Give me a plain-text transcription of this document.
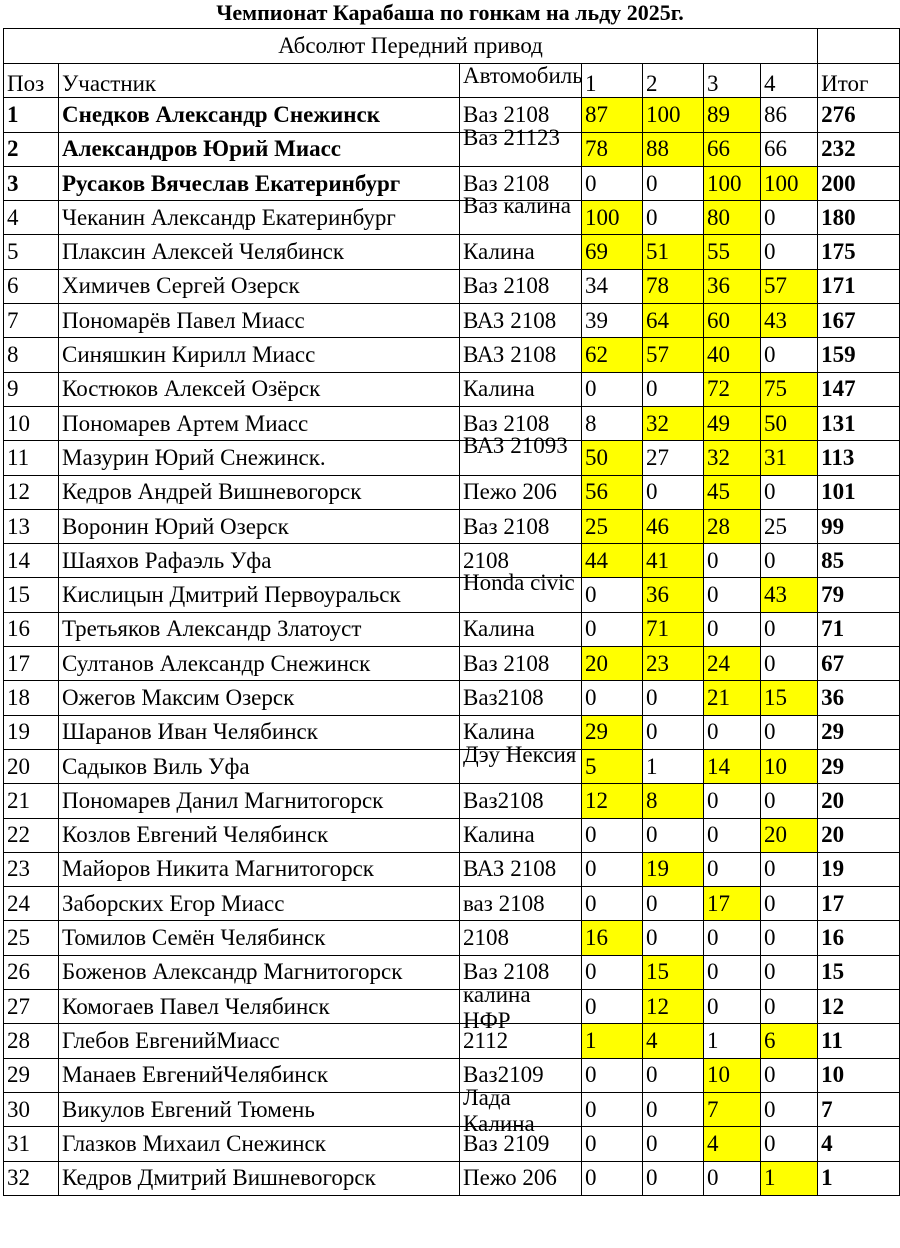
Чемпионат Карабаша по гонкам на льду 2025г.
Абсолют Передний привод							

Поз	Участник	Автомобиль	1	2	3	4	Итог
1	Снедков Александр Снежинск	Ваз 2108	87	100	89	86	276
2	Александров Юрий Миасс	Ваз 21123	78	88	66	66	232
3	Русаков Вячеслав Екатеринбург	Ваз 2108	0	0	100	100	200
4	Чеканин Александр Екатеринбург	Ваз калина	100	0	80	0	180
5	Плаксин Алексей Челябинск	Калина	69	51	55	0	175
6	Химичев Сергей Озерск	Ваз 2108	34	78	36	57	171
7	Пономарёв Павел Миасс	ВАЗ 2108	39	64	60	43	167
8	Синяшкин Кирилл Миасс	ВАЗ 2108	62	57	40	0	159
9	Костюков Алексей Озёрск	Калина	0	0	72	75	147
10	Пономарев Артем Миасс	Ваз 2108	8	32	49	50	131
11	Мазурин Юрий Снежинск.	ВАЗ 21093	50	27	32	31	113
12	Кедров Андрей Вишневогорск	Пежо 206	56	0	45	0	101
13	Воронин Юрий Озерск	Ваз 2108	25	46	28	25	99
14	Шаяхов Рафаэль Уфа	2108	44	41	0	0	85
15	Кислицын Дмитрий Первоуральск	Honda civic	0	36	0	43	79
16	Третьяков Александр Златоуст	Калина	0	71	0	0	71
17	Султанов Александр Снежинск	Ваз 2108	20	23	24	0	67
18	Ожегов Максим Озерск	Ваз2108	0	0	21	15	36
19	Шаранов Иван Челябинск	Калина	29	0	0	0	29
20	Садыков Виль Уфа	Дэу Нексия	5	1	14	10	29
21	Пономарев Данил Магнитогорск	Ваз2108	12	8	0	0	20
22	Козлов Евгений Челябинск	Калина	0	0	0	20	20
23	Майоров Никита Магнитогорск	ВАЗ 2108	0	19	0	0	19
24	Заборских Егор Миасс	ваз 2108	0	0	17	0	17
25	Томилов Семён Челябинск	2108	16	0	0	0	16
26	Боженов Александр Магнитогорск	Ваз 2108	0	15	0	0	15
27	Комогаев Павел Челябинск	калина НФР	0	12	0	0	12
28	Глебов ЕвгенийМиасс	2112	1	4	1	6	11
29	Манаев ЕвгенийЧелябинск	Ваз2109	0	0	10	0	10
30	Викулов Евгений Тюмень	Лада Калина	0	0	7	0	7
31	Глазков Михаил Снежинск	Ваз 2109	0	0	4	0	4
32	Кедров Дмитрий Вишневогорск	Пежо 206	0	0	0	1	1
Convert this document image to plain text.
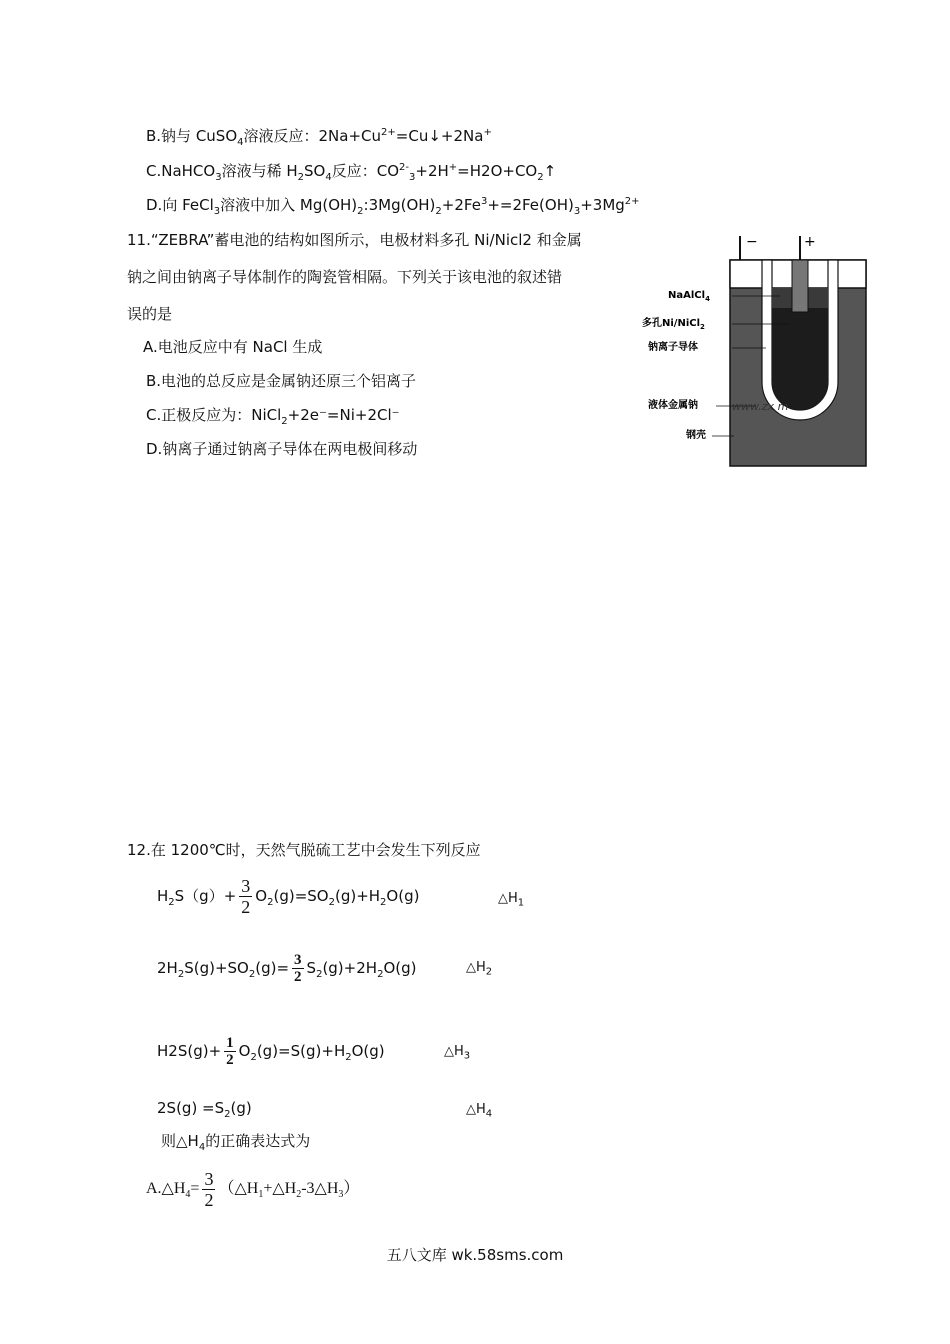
B.钠与 CuSO$_4$溶液反应：$2Na+Cu^{2+}=Cu↓+2Na^+$
C.NaHCO$_3$溶液与稀 $H_2SO_4$反应：$CO^{2-}_3+2H^+=H2O+CO_2↑$
D.向 FeCl$_3$溶液中加入 $Mg(OH)_2:3Mg(OH)_2+2Fe^3+=2Fe(OH)_3+3Mg^{2+}$
11.“ZEBRA”蓄电池的结构如图所示，电极材料多孔 Ni/Nicl2 和金属
钠之间由钠离子导体制作的陶瓷管相隔。下列关于该电池的叙述错
误的是
A.电池反应中有 NaCl 生成
B.电池的总反应是金属钠还原三个铝离子
C.正极反应为：NiCl$_2$+2e⁻=Ni+2Cl⁻
D.钠离子通过钠离子导体在两电极间移动
−	+
NaAlCl$_4$
多孔Ni/NiCl$_2$
钠离子导体
液体金属钠
钢壳
www.zx m
12.在 1200℃时，天然气脱硫工艺中会发生下列反应
$H_2S(g)+ \frac{3}{2} O_2(g)=SO_2(g)+H_2O(g)$	$\triangle H_1$
$2H_2S(g)+SO_2(g)= \frac{3}{2} S_2(g)+2H_2O(g)$	$\triangle H_2$
$H2S(g)+ \frac{1}{2} O_2(g)=S(g)+H_2O(g)$	$\triangle H_3$
$2S(g) =S_2(g)$	$\triangle H_4$
则$\triangle H_4$的正确表达式为
$A.\triangle H_4= \frac{3}{2}$ $(\triangle H_1+\triangle H_2-3\triangle H_3)$
五八文库 wk.58sms.com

- - -

• Problem to solve:
Every line of the listing that holds "Снежинск" should be found and copied.

• In response:
1	Снедков Александр Снежинск	Ваз 2108	87	100	89	86	276
11	Мазурин Юрий Снежинск.	ВАЗ 21093	50	27	32	31	113
17	Султанов Александр Снежинск	Ваз 2108	20	23	24	0	67
31	Глазков Михаил Снежинск	Ваз 2109	0	0	4	0	4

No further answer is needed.